(PROMPT):
Omit all pictures and give the records below again exactly as written.

(INPUT FOR THIS TASK):

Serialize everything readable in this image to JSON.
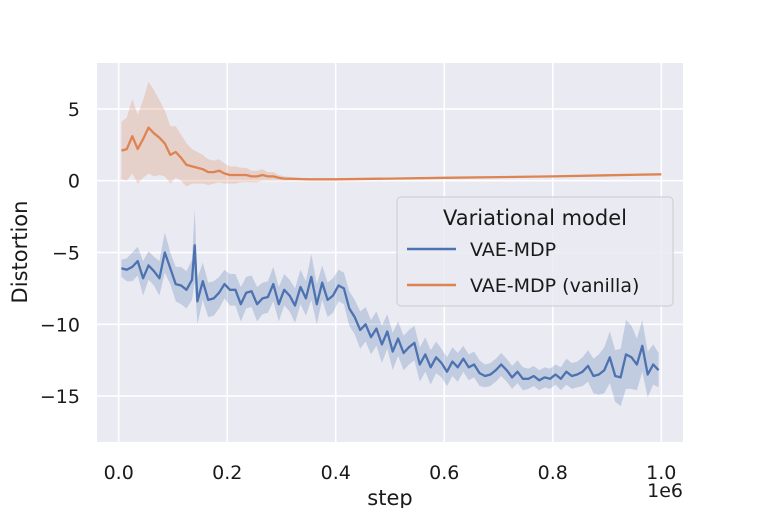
{
  "chart_data": {
    "type": "line",
    "title": "",
    "xlabel": "step",
    "ylabel": "Distortion",
    "x_offset_label": "1e6",
    "xlim": [
      -0.04,
      1.04
    ],
    "ylim": [
      -18.2,
      8.2
    ],
    "x_ticks": [
      0.0,
      0.2,
      0.4,
      0.6,
      0.8,
      1.0
    ],
    "x_tick_labels": [
      "0.0",
      "0.2",
      "0.4",
      "0.6",
      "0.8",
      "1.0"
    ],
    "y_ticks": [
      5,
      0,
      -5,
      -10,
      -15
    ],
    "y_tick_labels": [
      "5",
      "0",
      "−5",
      "−10",
      "−15"
    ],
    "grid": true,
    "background": "#eaeaf2",
    "legend": {
      "title": "Variational model",
      "placement": "center-right"
    },
    "series": [
      {
        "name": "VAE-MDP",
        "color": "#4c72b0",
        "x": [
          0.005,
          0.015,
          0.025,
          0.035,
          0.045,
          0.055,
          0.065,
          0.075,
          0.085,
          0.095,
          0.105,
          0.115,
          0.125,
          0.135,
          0.14,
          0.145,
          0.155,
          0.165,
          0.175,
          0.185,
          0.195,
          0.205,
          0.215,
          0.225,
          0.235,
          0.245,
          0.255,
          0.265,
          0.275,
          0.285,
          0.295,
          0.305,
          0.315,
          0.325,
          0.335,
          0.345,
          0.355,
          0.365,
          0.375,
          0.385,
          0.395,
          0.405,
          0.415,
          0.425,
          0.435,
          0.445,
          0.455,
          0.465,
          0.475,
          0.485,
          0.495,
          0.505,
          0.515,
          0.525,
          0.535,
          0.545,
          0.555,
          0.565,
          0.575,
          0.585,
          0.595,
          0.605,
          0.615,
          0.625,
          0.635,
          0.645,
          0.655,
          0.665,
          0.675,
          0.685,
          0.695,
          0.705,
          0.715,
          0.725,
          0.735,
          0.745,
          0.755,
          0.765,
          0.775,
          0.785,
          0.795,
          0.805,
          0.815,
          0.825,
          0.835,
          0.845,
          0.855,
          0.865,
          0.875,
          0.885,
          0.895,
          0.905,
          0.915,
          0.925,
          0.935,
          0.945,
          0.955,
          0.965,
          0.975,
          0.985,
          0.995
        ],
        "y": [
          -6.1,
          -6.2,
          -6.0,
          -5.6,
          -6.8,
          -5.9,
          -6.3,
          -6.8,
          -5.0,
          -6.1,
          -7.2,
          -7.3,
          -7.6,
          -6.9,
          -4.5,
          -8.4,
          -7.0,
          -8.3,
          -8.2,
          -7.8,
          -7.2,
          -7.6,
          -7.6,
          -8.6,
          -7.8,
          -7.7,
          -8.6,
          -8.2,
          -8.1,
          -7.2,
          -8.6,
          -7.6,
          -8.0,
          -8.7,
          -7.4,
          -8.2,
          -6.7,
          -8.6,
          -7.1,
          -8.3,
          -8.0,
          -7.3,
          -7.5,
          -8.9,
          -9.5,
          -10.4,
          -10.0,
          -10.9,
          -10.3,
          -11.4,
          -10.5,
          -11.9,
          -11.0,
          -12.0,
          -11.6,
          -11.3,
          -12.8,
          -12.1,
          -13.0,
          -12.3,
          -12.7,
          -13.3,
          -12.6,
          -13.0,
          -12.4,
          -13.0,
          -12.8,
          -13.4,
          -13.6,
          -13.5,
          -13.2,
          -12.8,
          -13.2,
          -13.7,
          -13.3,
          -13.8,
          -13.8,
          -13.6,
          -13.9,
          -13.7,
          -13.8,
          -13.5,
          -13.8,
          -13.3,
          -13.6,
          -13.5,
          -13.3,
          -12.9,
          -13.6,
          -13.5,
          -13.2,
          -12.3,
          -13.6,
          -13.7,
          -12.1,
          -12.3,
          -12.8,
          -11.5,
          -13.5,
          -12.8,
          -13.2
        ],
        "band_width": [
          0.6,
          0.8,
          1.0,
          1.0,
          1.2,
          1.0,
          1.0,
          1.2,
          1.4,
          1.1,
          1.2,
          1.3,
          1.3,
          1.4,
          2.5,
          1.6,
          1.3,
          1.2,
          1.2,
          1.1,
          1.0,
          1.1,
          1.1,
          1.2,
          1.1,
          1.1,
          1.2,
          1.1,
          1.1,
          1.2,
          1.2,
          1.1,
          1.1,
          1.2,
          1.2,
          1.2,
          1.6,
          1.4,
          1.2,
          1.2,
          1.2,
          1.1,
          1.1,
          1.2,
          1.2,
          1.3,
          1.2,
          1.2,
          1.2,
          1.3,
          1.2,
          1.3,
          1.2,
          1.2,
          1.2,
          1.2,
          1.2,
          1.2,
          1.2,
          1.1,
          1.0,
          1.0,
          1.0,
          1.0,
          0.9,
          0.9,
          0.9,
          0.9,
          0.8,
          0.8,
          0.8,
          0.8,
          0.8,
          0.8,
          0.8,
          0.8,
          0.7,
          0.7,
          0.7,
          0.7,
          0.7,
          0.7,
          0.8,
          0.9,
          0.9,
          0.9,
          1.0,
          1.1,
          1.2,
          1.4,
          1.6,
          1.8,
          1.8,
          2.0,
          2.4,
          2.2,
          1.8,
          1.8,
          1.6,
          1.4,
          1.2
        ]
      },
      {
        "name": "VAE-MDP (vanilla)",
        "color": "#dd8452",
        "x": [
          0.005,
          0.015,
          0.025,
          0.035,
          0.045,
          0.055,
          0.065,
          0.075,
          0.085,
          0.095,
          0.105,
          0.115,
          0.125,
          0.135,
          0.145,
          0.155,
          0.165,
          0.175,
          0.185,
          0.195,
          0.205,
          0.215,
          0.225,
          0.235,
          0.245,
          0.255,
          0.265,
          0.275,
          0.285,
          0.295,
          0.305,
          0.35,
          0.4,
          0.5,
          0.6,
          0.7,
          0.8,
          0.9,
          1.0
        ],
        "y": [
          2.1,
          2.2,
          3.1,
          2.2,
          2.9,
          3.7,
          3.3,
          3.0,
          2.6,
          1.8,
          2.0,
          1.6,
          1.1,
          1.0,
          0.9,
          0.8,
          0.6,
          0.6,
          0.7,
          0.5,
          0.4,
          0.4,
          0.4,
          0.4,
          0.3,
          0.3,
          0.4,
          0.3,
          0.3,
          0.2,
          0.15,
          0.1,
          0.1,
          0.15,
          0.2,
          0.25,
          0.3,
          0.38,
          0.45
        ],
        "band_width": [
          2.0,
          2.2,
          2.6,
          2.4,
          2.7,
          3.2,
          3.0,
          2.6,
          2.3,
          2.0,
          1.8,
          1.6,
          1.5,
          1.2,
          1.1,
          1.0,
          0.9,
          0.8,
          0.8,
          0.7,
          0.6,
          0.6,
          0.5,
          0.5,
          0.4,
          0.4,
          0.4,
          0.3,
          0.3,
          0.2,
          0.15,
          0.05,
          0.05,
          0.05,
          0.05,
          0.05,
          0.05,
          0.05,
          0.05
        ]
      }
    ]
  }
}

(FINISHED ANSWER):
Serialize everything readable in this image to JSON.
{
  "chart_data": {
    "type": "line",
    "title": "",
    "xlabel": "step",
    "ylabel": "Distortion",
    "x_offset_label": "1e6",
    "xlim": [
      -0.04,
      1.04
    ],
    "ylim": [
      -18.2,
      8.2
    ],
    "x_ticks": [
      0.0,
      0.2,
      0.4,
      0.6,
      0.8,
      1.0
    ],
    "x_tick_labels": [
      "0.0",
      "0.2",
      "0.4",
      "0.6",
      "0.8",
      "1.0"
    ],
    "y_ticks": [
      5,
      0,
      -5,
      -10,
      -15
    ],
    "y_tick_labels": [
      "5",
      "0",
      "−5",
      "−10",
      "−15"
    ],
    "grid": true,
    "background": "#eaeaf2",
    "legend": {
      "title": "Variational model",
      "placement": "center-right"
    },
    "series": [
      {
        "name": "VAE-MDP",
        "color": "#4c72b0",
        "x": [
          0.005,
          0.015,
          0.025,
          0.035,
          0.045,
          0.055,
          0.065,
          0.075,
          0.085,
          0.095,
          0.105,
          0.115,
          0.125,
          0.135,
          0.14,
          0.145,
          0.155,
          0.165,
          0.175,
          0.185,
          0.195,
          0.205,
          0.215,
          0.225,
          0.235,
          0.245,
          0.255,
          0.265,
          0.275,
          0.285,
          0.295,
          0.305,
          0.315,
          0.325,
          0.335,
          0.345,
          0.355,
          0.365,
          0.375,
          0.385,
          0.395,
          0.405,
          0.415,
          0.425,
          0.435,
          0.445,
          0.455,
          0.465,
          0.475,
          0.485,
          0.495,
          0.505,
          0.515,
          0.525,
          0.535,
          0.545,
          0.555,
          0.565,
          0.575,
          0.585,
          0.595,
          0.605,
          0.615,
          0.625,
          0.635,
          0.645,
          0.655,
          0.665,
          0.675,
          0.685,
          0.695,
          0.705,
          0.715,
          0.725,
          0.735,
          0.745,
          0.755,
          0.765,
          0.775,
          0.785,
          0.795,
          0.805,
          0.815,
          0.825,
          0.835,
          0.845,
          0.855,
          0.865,
          0.875,
          0.885,
          0.895,
          0.905,
          0.915,
          0.925,
          0.935,
          0.945,
          0.955,
          0.965,
          0.975,
          0.985,
          0.995
        ],
        "y": [
          -6.1,
          -6.2,
          -6.0,
          -5.6,
          -6.8,
          -5.9,
          -6.3,
          -6.8,
          -5.0,
          -6.1,
          -7.2,
          -7.3,
          -7.6,
          -6.9,
          -4.5,
          -8.4,
          -7.0,
          -8.3,
          -8.2,
          -7.8,
          -7.2,
          -7.6,
          -7.6,
          -8.6,
          -7.8,
          -7.7,
          -8.6,
          -8.2,
          -8.1,
          -7.2,
          -8.6,
          -7.6,
          -8.0,
          -8.7,
          -7.4,
          -8.2,
          -6.7,
          -8.6,
          -7.1,
          -8.3,
          -8.0,
          -7.3,
          -7.5,
          -8.9,
          -9.5,
          -10.4,
          -10.0,
          -10.9,
          -10.3,
          -11.4,
          -10.5,
          -11.9,
          -11.0,
          -12.0,
          -11.6,
          -11.3,
          -12.8,
          -12.1,
          -13.0,
          -12.3,
          -12.7,
          -13.3,
          -12.6,
          -13.0,
          -12.4,
          -13.0,
          -12.8,
          -13.4,
          -13.6,
          -13.5,
          -13.2,
          -12.8,
          -13.2,
          -13.7,
          -13.3,
          -13.8,
          -13.8,
          -13.6,
          -13.9,
          -13.7,
          -13.8,
          -13.5,
          -13.8,
          -13.3,
          -13.6,
          -13.5,
          -13.3,
          -12.9,
          -13.6,
          -13.5,
          -13.2,
          -12.3,
          -13.6,
          -13.7,
          -12.1,
          -12.3,
          -12.8,
          -11.5,
          -13.5,
          -12.8,
          -13.2
        ],
        "band_width": [
          0.6,
          0.8,
          1.0,
          1.0,
          1.2,
          1.0,
          1.0,
          1.2,
          1.4,
          1.1,
          1.2,
          1.3,
          1.3,
          1.4,
          2.5,
          1.6,
          1.3,
          1.2,
          1.2,
          1.1,
          1.0,
          1.1,
          1.1,
          1.2,
          1.1,
          1.1,
          1.2,
          1.1,
          1.1,
          1.2,
          1.2,
          1.1,
          1.1,
          1.2,
          1.2,
          1.2,
          1.6,
          1.4,
          1.2,
          1.2,
          1.2,
          1.1,
          1.1,
          1.2,
          1.2,
          1.3,
          1.2,
          1.2,
          1.2,
          1.3,
          1.2,
          1.3,
          1.2,
          1.2,
          1.2,
          1.2,
          1.2,
          1.2,
          1.2,
          1.1,
          1.0,
          1.0,
          1.0,
          1.0,
          0.9,
          0.9,
          0.9,
          0.9,
          0.8,
          0.8,
          0.8,
          0.8,
          0.8,
          0.8,
          0.8,
          0.8,
          0.7,
          0.7,
          0.7,
          0.7,
          0.7,
          0.7,
          0.8,
          0.9,
          0.9,
          0.9,
          1.0,
          1.1,
          1.2,
          1.4,
          1.6,
          1.8,
          1.8,
          2.0,
          2.4,
          2.2,
          1.8,
          1.8,
          1.6,
          1.4,
          1.2
        ]
      },
      {
        "name": "VAE-MDP (vanilla)",
        "color": "#dd8452",
        "x": [
          0.005,
          0.015,
          0.025,
          0.035,
          0.045,
          0.055,
          0.065,
          0.075,
          0.085,
          0.095,
          0.105,
          0.115,
          0.125,
          0.135,
          0.145,
          0.155,
          0.165,
          0.175,
          0.185,
          0.195,
          0.205,
          0.215,
          0.225,
          0.235,
          0.245,
          0.255,
          0.265,
          0.275,
          0.285,
          0.295,
          0.305,
          0.35,
          0.4,
          0.5,
          0.6,
          0.7,
          0.8,
          0.9,
          1.0
        ],
        "y": [
          2.1,
          2.2,
          3.1,
          2.2,
          2.9,
          3.7,
          3.3,
          3.0,
          2.6,
          1.8,
          2.0,
          1.6,
          1.1,
          1.0,
          0.9,
          0.8,
          0.6,
          0.6,
          0.7,
          0.5,
          0.4,
          0.4,
          0.4,
          0.4,
          0.3,
          0.3,
          0.4,
          0.3,
          0.3,
          0.2,
          0.15,
          0.1,
          0.1,
          0.15,
          0.2,
          0.25,
          0.3,
          0.38,
          0.45
        ],
        "band_width": [
          2.0,
          2.2,
          2.6,
          2.4,
          2.7,
          3.2,
          3.0,
          2.6,
          2.3,
          2.0,
          1.8,
          1.6,
          1.5,
          1.2,
          1.1,
          1.0,
          0.9,
          0.8,
          0.8,
          0.7,
          0.6,
          0.6,
          0.5,
          0.5,
          0.4,
          0.4,
          0.4,
          0.3,
          0.3,
          0.2,
          0.15,
          0.05,
          0.05,
          0.05,
          0.05,
          0.05,
          0.05,
          0.05,
          0.05
        ]
      }
    ]
  }
}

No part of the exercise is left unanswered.